SHORT PROBLEM:
Find the lines that hold the word "este" and return them.

[Stored records]
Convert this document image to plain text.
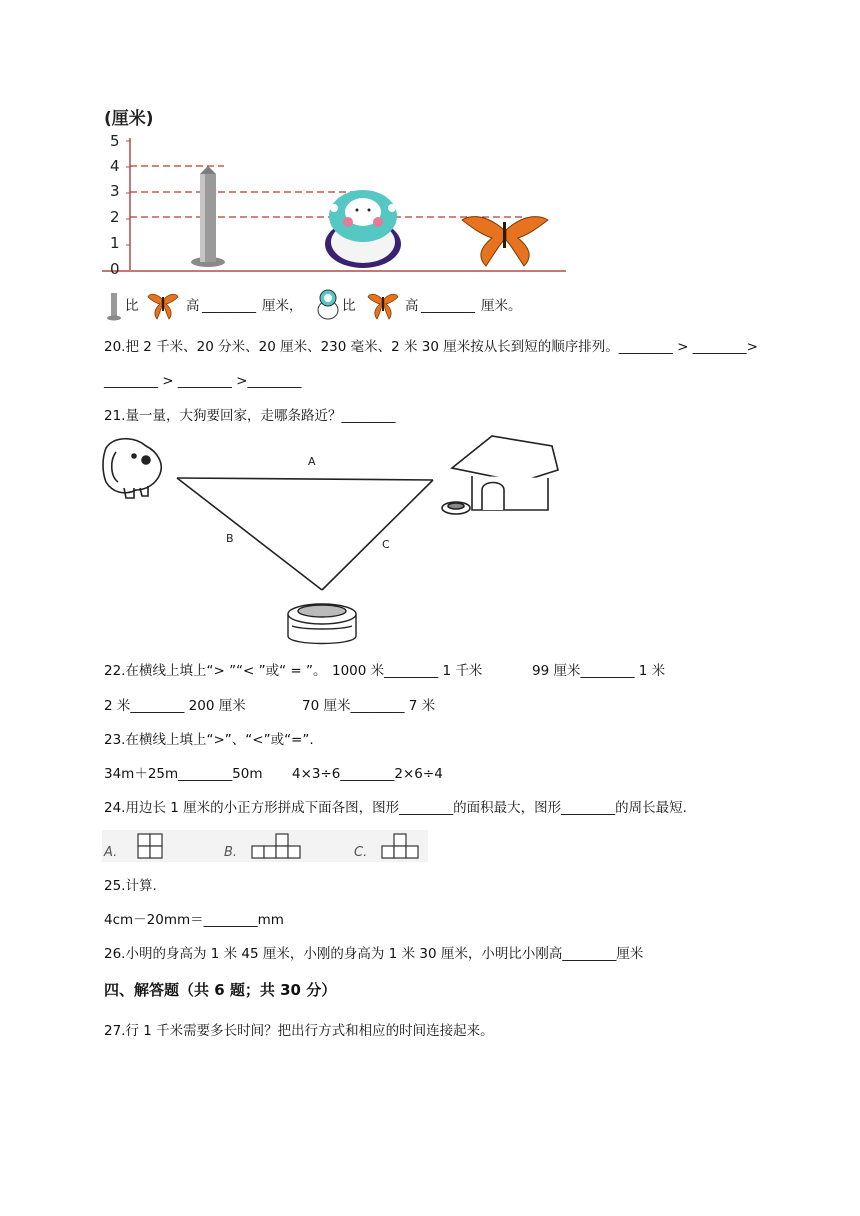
(厘米)
0
1
2
3
4
5
比	高 ________ 厘米，	比	高 ________ 厘米。
20.把 2 千米、20 分米、20 厘米、230 毫米、2 米 30 厘米按从长到短的顺序排列。________ > ________>
________ > ________ >________
21.量一量，大狗要回家，走哪条路近？________
A
B	C
22.在横线上填上“> ”“< ”或“ = ”。 1000 米________ 1 千米	99 厘米________ 1 米
2 米________ 200 厘米	70 厘米________ 7 米
23.在横线上填上“>”、“<”或“=”.
34m＋25m________50m 4×3÷6________2×6÷4
24.用边长 1 厘米的小正方形拼成下面各图，图形________的面积最大，图形________的周长最短.
A.	B.	C.
25.计算.
4cm－20mm＝________mm
26.小明的身高为 1 米 45 厘米，小刚的身高为 1 米 30 厘米，小明比小刚高________厘米
四、解答题（共 6 题；共 30 分）
27.行 1 千米需要多长时间？把出行方式和相应的时间连接起来。
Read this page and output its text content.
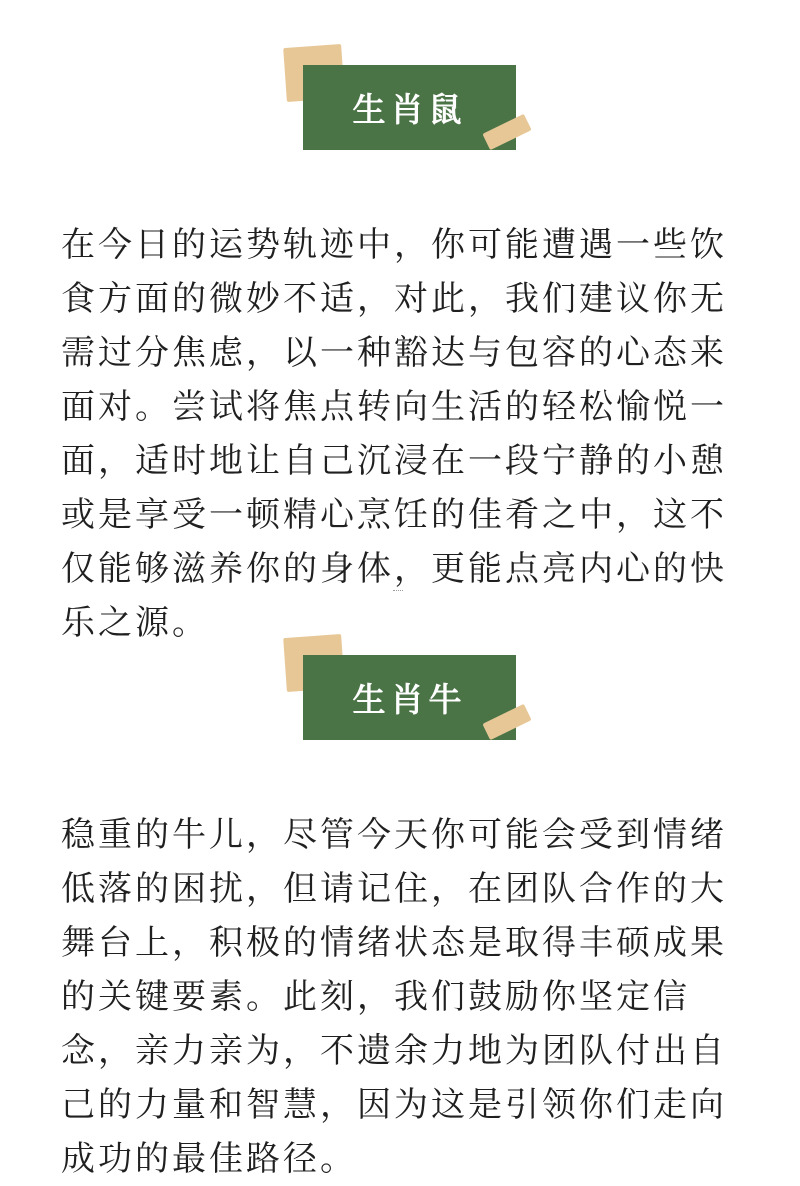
生肖鼠

在今日的运势轨迹中，你可能遭遇一些饮食方面的微妙不适，对此，我们建议你无需过分焦虑，以一种豁达与包容的心态来面对。尝试将焦点转向生活的轻松愉悦一面，适时地让自己沉浸在一段宁静的小憩或是享受一顿精心烹饪的佳肴之中，这不仅能够滋养你的身体，更能点亮内心的快乐之源。

生肖牛

稳重的牛儿，尽管今天你可能会受到情绪低落的困扰，但请记住，在团队合作的大舞台上，积极的情绪状态是取得丰硕成果的关键要素。此刻，我们鼓励你坚定信念，亲力亲为，不遗余力地为团队付出自己的力量和智慧，因为这是引领你们走向成功的最佳路径。
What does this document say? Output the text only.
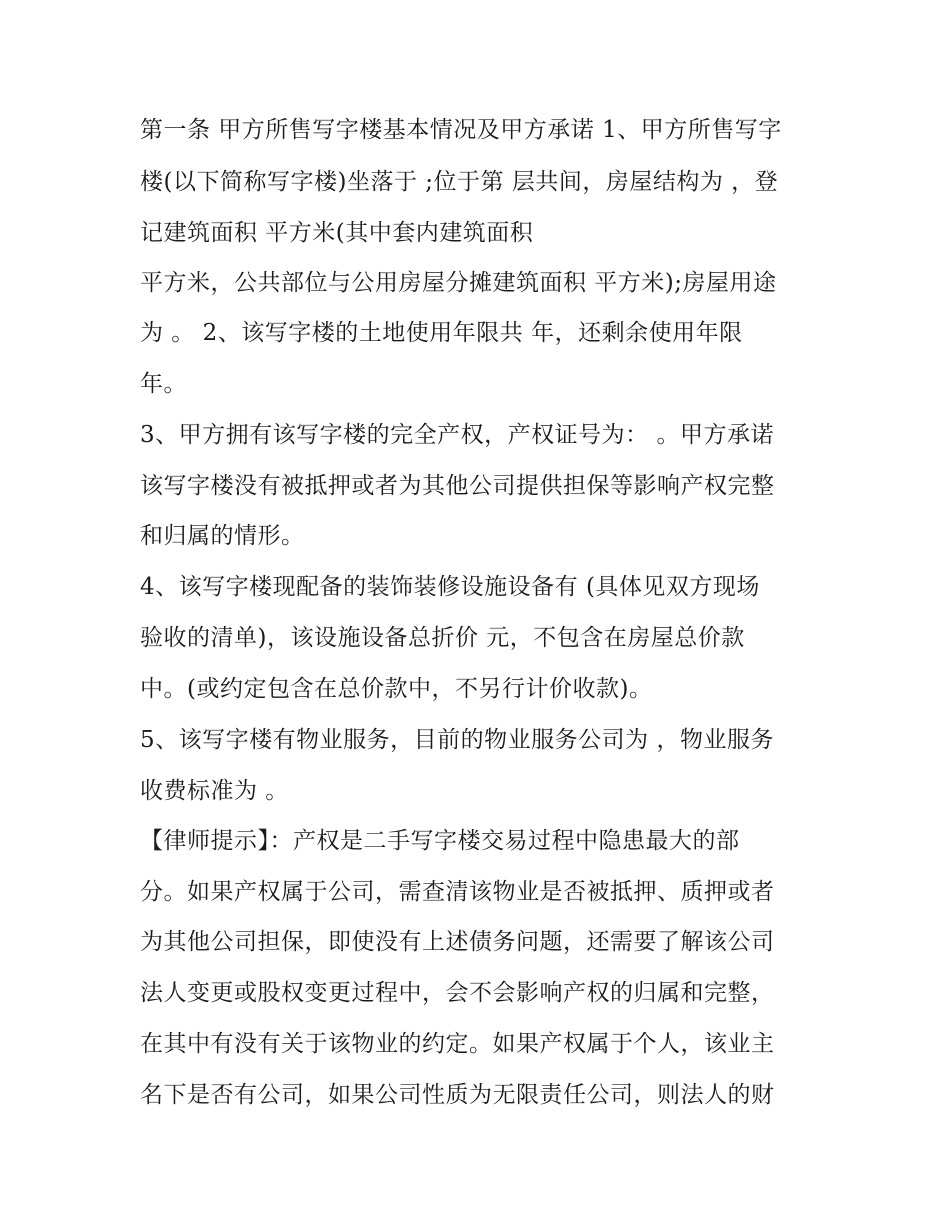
第一条 甲方所售写字楼基本情况及甲方承诺 1、甲方所售写字
楼(以下简称写字楼)坐落于 ;位于第 层共间，房屋结构为 ，登
记建筑面积 平方米(其中套内建筑面积
平方米，公共部位与公用房屋分摊建筑面积 平方米);房屋用途
为 。 2、该写字楼的土地使用年限共 年，还剩余使用年限
年。
3、甲方拥有该写字楼的完全产权，产权证号为： 。甲方承诺
该写字楼没有被抵押或者为其他公司提供担保等影响产权完整
和归属的情形。
4、该写字楼现配备的装饰装修设施设备有 (具体见双方现场
验收的清单)，该设施设备总折价 元，不包含在房屋总价款
中。(或约定包含在总价款中，不另行计价收款)。
5、该写字楼有物业服务，目前的物业服务公司为 ，物业服务
收费标准为 。
【律师提示】：产权是二手写字楼交易过程中隐患最大的部
分。如果产权属于公司，需查清该物业是否被抵押、质押或者
为其他公司担保，即使没有上述债务问题，还需要了解该公司
法人变更或股权变更过程中，会不会影响产权的归属和完整，
在其中有没有关于该物业的约定。如果产权属于个人，该业主
名下是否有公司，如果公司性质为无限责任公司，则法人的财
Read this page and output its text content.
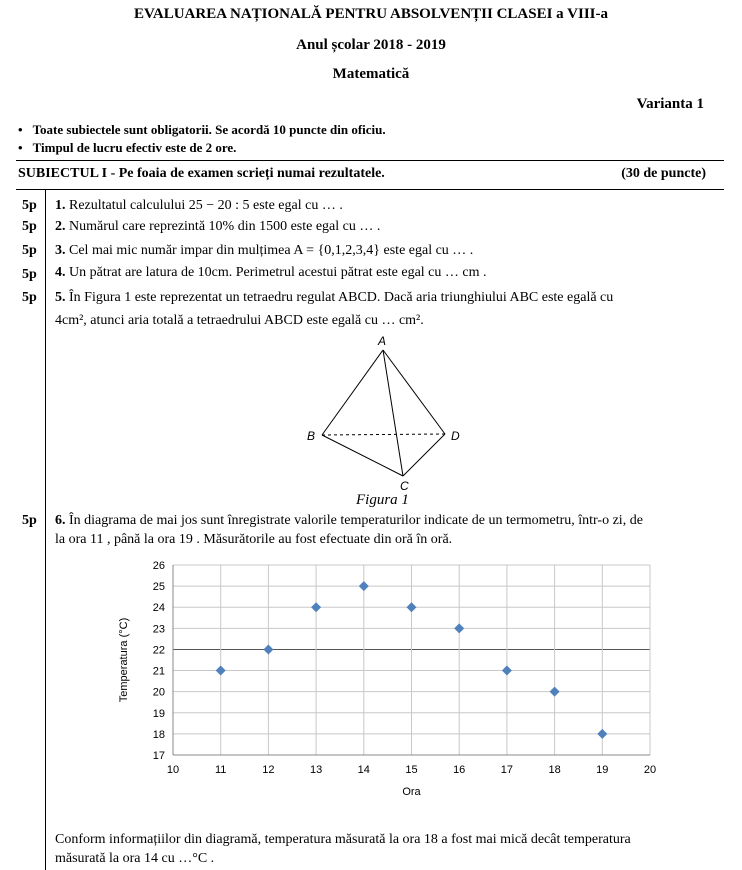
EVALUAREA NAȚIONALĂ PENTRU ABSOLVENȚII CLASEI a VIII-a
Anul școlar 2018 - 2019
Matematică
Varianta 1
• Toate subiectele sunt obligatorii. Se acordă 10 puncte din oficiu.
• Timpul de lucru efectiv este de 2 ore.
SUBIECTUL I - Pe foaia de examen scrieți numai rezultatele.	(30 de puncte)
5p 1. Rezultatul calculului 25 − 20 : 5 este egal cu … .
5p 2. Numărul care reprezintă 10% din 1500 este egal cu … .
5p 3. Cel mai mic număr impar din mulțimea A = {0,1,2,3,4} este egal cu … .
5p 4. Un pătrat are latura de 10cm. Perimetrul acestui pătrat este egal cu … cm .
5p 5. În Figura 1 este reprezentat un tetraedru regulat ABCD. Dacă aria triunghiului ABC este egală cu
4cm², atunci aria totală a tetraedrului ABCD este egală cu … cm².
A
B
C
D
Figura 1
5p 6. În diagrama de mai jos sunt înregistrate valorile temperaturilor indicate de un termometru, într-o zi, de
la ora 11 , până la ora 19 . Măsurătorile au fost efectuate din oră în oră.
17
18
19
20
21
22
23
24
25
26
10	11	12	13	14	15	16	17	18	19	20
Ora
Temperatura (°C)
Conform informațiilor din diagramă, temperatura măsurată la ora 18 a fost mai mică decât temperatura
măsurată la ora 14 cu …°C .
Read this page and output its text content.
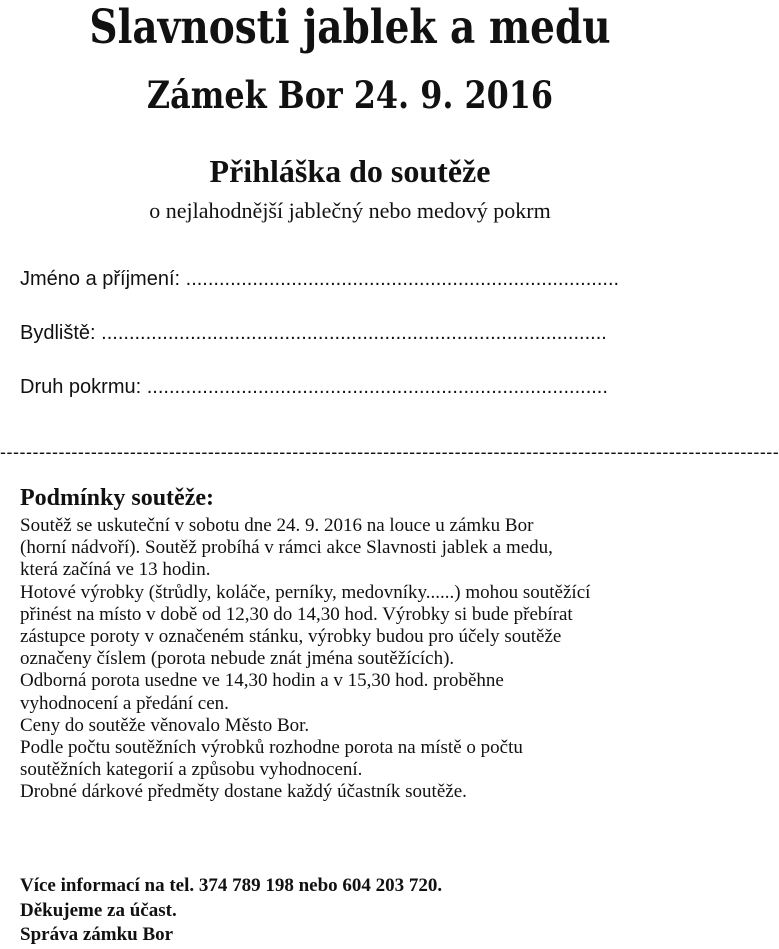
Slavnosti jablek a medu
Zámek Bor 24. 9. 2016
Přihláška do soutěže
o nejlahodnější jablečný nebo medový pokrm
Jméno a příjmení: ..............................................................................
Bydliště: ...........................................................................................
Druh pokrmu: ...................................................................................
------------------------------------------------------------------------------------------------------------------------
Podmínky soutěže:
Soutěž se uskuteční v sobotu dne 24. 9. 2016 na louce u zámku Bor
(horní nádvoří). Soutěž probíhá v rámci akce Slavnosti jablek a medu,
která začíná ve 13 hodin.
Hotové výrobky (štrůdly, koláče, perníky, medovníky......) mohou soutěžící
přinést na místo v době od 12,30 do 14,30 hod. Výrobky si bude přebírat
zástupce poroty v označeném stánku, výrobky budou pro účely soutěže
označeny číslem (porota nebude znát jména soutěžících).
Odborná porota usedne ve 14,30 hodin a v 15,30 hod. proběhne
vyhodnocení a předání cen.
Ceny do soutěže věnovalo Město Bor.
Podle počtu soutěžních výrobků rozhodne porota na místě o počtu
soutěžních kategorií a způsobu vyhodnocení.
Drobné dárkové předměty dostane každý účastník soutěže.
Více informací na tel. 374 789 198 nebo 604 203 720.
Děkujeme za účast.
Správa zámku Bor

ANSWER FOR THE TASK:
• Timpul de lucru efectiv este de 2 ore.
5p 1. Rezultatul calculului 25 − 20 : 5 este egal cu … .
5p 2. Numărul care reprezintă 10% din 1500 este egal cu … .
5p 3. Cel mai mic număr impar din mulțimea A = {0,1,2,3,4} este egal cu … .
5p 4. Un pătrat are latura de 10cm. Perimetrul acestui pătrat este egal cu … cm .
5p 5. În Figura 1 este reprezentat un tetraedru regulat ABCD. Dacă aria triunghiului ABC este egală cu
4cm², atunci aria totală a tetraedrului ABCD este egală cu … cm².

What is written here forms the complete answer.